• _RECORD LIST_
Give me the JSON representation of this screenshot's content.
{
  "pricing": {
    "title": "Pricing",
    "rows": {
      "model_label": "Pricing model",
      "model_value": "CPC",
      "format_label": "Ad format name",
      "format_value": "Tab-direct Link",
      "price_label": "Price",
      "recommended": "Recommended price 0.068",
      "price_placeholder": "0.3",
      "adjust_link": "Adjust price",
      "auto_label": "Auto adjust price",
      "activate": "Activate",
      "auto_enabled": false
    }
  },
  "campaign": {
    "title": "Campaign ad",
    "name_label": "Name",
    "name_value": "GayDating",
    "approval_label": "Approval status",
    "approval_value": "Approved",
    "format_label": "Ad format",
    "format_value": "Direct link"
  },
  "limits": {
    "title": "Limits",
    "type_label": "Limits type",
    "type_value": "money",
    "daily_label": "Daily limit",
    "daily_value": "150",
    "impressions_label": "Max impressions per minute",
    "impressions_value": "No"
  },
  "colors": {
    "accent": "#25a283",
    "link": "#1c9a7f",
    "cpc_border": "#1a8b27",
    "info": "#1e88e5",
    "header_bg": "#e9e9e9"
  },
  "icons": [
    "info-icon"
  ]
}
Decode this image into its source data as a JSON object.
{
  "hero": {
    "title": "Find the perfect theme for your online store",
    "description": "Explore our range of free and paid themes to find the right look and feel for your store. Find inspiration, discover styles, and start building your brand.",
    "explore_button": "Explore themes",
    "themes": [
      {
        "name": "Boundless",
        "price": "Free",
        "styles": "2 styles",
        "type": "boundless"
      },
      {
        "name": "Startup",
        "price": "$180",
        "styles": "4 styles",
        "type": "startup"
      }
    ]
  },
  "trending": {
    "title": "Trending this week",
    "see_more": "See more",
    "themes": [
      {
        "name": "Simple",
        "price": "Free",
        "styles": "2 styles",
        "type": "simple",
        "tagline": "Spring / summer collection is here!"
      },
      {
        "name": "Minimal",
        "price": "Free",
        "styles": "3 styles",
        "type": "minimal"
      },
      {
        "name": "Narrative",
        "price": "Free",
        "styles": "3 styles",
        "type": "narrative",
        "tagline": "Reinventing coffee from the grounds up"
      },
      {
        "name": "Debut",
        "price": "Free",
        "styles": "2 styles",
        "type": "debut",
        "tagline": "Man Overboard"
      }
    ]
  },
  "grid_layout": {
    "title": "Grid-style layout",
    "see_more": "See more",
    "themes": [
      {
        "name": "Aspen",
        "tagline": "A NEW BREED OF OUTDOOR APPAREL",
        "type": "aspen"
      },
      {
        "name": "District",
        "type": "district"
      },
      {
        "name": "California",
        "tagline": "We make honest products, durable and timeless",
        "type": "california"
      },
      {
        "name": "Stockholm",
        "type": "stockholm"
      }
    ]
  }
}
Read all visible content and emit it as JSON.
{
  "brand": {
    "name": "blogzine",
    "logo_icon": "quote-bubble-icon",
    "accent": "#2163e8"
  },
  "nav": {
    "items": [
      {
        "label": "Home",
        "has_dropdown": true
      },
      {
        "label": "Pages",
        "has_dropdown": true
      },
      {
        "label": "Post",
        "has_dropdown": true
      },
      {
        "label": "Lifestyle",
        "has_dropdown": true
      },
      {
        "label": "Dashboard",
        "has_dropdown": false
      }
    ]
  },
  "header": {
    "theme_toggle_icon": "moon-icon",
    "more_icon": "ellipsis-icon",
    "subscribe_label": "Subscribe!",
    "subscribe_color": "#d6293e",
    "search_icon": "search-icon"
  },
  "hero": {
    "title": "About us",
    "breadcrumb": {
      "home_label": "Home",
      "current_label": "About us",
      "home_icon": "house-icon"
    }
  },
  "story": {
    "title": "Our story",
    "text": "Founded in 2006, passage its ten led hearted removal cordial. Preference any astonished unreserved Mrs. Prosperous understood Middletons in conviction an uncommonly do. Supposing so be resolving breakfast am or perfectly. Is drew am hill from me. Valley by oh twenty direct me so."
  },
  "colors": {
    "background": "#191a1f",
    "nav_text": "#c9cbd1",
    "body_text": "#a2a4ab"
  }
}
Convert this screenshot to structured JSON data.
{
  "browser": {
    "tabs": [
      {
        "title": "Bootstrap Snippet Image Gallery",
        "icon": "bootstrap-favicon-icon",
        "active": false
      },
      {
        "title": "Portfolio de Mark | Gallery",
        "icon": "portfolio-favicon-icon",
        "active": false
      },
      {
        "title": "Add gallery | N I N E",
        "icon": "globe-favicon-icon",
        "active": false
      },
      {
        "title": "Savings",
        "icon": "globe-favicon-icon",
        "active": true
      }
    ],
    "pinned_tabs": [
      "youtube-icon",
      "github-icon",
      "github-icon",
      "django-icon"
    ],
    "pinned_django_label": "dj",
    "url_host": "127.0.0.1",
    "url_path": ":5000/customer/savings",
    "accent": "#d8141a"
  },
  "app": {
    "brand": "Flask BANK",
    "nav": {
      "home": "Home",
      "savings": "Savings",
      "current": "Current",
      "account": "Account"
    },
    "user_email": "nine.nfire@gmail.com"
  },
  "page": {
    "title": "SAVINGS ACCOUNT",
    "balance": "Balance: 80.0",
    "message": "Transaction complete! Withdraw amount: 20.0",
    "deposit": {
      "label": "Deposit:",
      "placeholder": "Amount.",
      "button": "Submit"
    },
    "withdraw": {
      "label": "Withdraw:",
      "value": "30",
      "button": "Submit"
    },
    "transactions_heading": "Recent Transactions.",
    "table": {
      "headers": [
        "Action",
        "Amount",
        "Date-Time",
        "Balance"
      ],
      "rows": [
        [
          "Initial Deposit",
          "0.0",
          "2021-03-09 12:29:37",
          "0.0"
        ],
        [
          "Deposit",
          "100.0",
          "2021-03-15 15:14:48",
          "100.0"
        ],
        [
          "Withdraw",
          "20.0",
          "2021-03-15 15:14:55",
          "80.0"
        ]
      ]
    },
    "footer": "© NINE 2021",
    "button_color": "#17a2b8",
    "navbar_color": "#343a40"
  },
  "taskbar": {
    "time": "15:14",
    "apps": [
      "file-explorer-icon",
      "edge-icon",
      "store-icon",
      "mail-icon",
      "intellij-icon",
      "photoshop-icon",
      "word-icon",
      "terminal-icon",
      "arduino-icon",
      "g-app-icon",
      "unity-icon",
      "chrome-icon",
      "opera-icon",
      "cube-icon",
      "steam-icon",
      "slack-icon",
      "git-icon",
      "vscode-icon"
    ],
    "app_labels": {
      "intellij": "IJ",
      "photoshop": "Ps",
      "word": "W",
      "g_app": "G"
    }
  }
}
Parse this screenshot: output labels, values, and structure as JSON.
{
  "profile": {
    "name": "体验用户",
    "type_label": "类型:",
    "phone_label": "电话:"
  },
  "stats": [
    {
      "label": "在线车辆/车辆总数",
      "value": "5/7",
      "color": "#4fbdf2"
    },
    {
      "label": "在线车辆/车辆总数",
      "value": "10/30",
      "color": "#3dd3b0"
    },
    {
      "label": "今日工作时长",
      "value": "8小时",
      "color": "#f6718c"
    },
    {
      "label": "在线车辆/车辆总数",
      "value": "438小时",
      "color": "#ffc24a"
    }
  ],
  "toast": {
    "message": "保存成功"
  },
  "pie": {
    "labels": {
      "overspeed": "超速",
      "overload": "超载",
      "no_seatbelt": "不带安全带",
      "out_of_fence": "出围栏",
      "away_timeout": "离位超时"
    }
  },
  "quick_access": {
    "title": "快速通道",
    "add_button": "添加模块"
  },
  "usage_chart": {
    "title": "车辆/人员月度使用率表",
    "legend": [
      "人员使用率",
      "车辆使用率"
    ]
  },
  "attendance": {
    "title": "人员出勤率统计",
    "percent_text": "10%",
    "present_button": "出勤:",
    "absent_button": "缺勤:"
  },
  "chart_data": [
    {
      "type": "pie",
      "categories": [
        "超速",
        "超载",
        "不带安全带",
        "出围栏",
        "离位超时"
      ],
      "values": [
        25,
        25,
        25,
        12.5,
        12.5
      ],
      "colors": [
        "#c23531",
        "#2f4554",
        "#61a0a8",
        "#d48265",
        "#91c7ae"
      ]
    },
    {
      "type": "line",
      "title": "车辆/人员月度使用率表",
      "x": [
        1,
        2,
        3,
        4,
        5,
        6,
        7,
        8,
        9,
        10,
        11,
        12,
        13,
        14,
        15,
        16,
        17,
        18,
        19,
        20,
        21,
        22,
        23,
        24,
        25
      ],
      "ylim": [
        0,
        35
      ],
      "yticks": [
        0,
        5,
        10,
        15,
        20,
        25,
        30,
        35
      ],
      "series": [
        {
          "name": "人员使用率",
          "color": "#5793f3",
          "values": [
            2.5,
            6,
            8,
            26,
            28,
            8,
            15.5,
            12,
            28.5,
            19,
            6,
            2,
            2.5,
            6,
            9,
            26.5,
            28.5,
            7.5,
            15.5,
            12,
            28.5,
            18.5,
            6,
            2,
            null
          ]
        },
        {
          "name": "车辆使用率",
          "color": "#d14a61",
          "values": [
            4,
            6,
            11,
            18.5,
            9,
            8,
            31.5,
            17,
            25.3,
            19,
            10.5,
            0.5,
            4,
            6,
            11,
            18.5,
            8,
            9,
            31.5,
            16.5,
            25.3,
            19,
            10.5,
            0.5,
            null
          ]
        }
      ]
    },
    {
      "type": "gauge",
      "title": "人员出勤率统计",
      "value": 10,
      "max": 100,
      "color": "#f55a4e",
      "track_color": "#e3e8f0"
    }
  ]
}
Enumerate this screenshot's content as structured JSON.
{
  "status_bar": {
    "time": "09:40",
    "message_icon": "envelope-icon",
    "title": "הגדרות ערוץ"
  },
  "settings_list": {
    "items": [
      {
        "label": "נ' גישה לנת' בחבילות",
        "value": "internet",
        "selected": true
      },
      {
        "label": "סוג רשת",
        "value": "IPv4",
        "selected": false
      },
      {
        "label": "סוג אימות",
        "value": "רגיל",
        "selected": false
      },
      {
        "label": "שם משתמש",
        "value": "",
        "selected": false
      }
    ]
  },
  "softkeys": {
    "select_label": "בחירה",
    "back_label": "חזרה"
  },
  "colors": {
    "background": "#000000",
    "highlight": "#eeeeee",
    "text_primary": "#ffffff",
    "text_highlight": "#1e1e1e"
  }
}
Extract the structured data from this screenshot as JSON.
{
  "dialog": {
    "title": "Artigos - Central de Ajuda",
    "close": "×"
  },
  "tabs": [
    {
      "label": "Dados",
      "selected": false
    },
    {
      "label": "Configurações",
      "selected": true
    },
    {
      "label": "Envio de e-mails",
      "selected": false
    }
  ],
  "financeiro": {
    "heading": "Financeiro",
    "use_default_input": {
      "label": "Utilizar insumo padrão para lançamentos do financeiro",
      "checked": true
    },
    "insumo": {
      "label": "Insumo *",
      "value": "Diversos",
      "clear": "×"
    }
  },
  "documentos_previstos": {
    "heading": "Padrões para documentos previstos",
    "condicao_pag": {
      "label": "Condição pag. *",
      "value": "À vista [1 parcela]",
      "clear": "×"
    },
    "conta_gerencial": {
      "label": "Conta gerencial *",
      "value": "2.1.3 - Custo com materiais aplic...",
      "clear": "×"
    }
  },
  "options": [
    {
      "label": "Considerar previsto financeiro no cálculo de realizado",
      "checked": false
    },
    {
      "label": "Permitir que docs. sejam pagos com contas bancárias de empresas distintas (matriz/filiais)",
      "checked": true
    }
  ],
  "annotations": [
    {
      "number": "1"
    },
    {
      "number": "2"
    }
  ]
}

• _SHORT EXERCISE_
List every line above containing the word "About".

• _TASK RESULT_
    "title": "About us",
      "current_label": "About us",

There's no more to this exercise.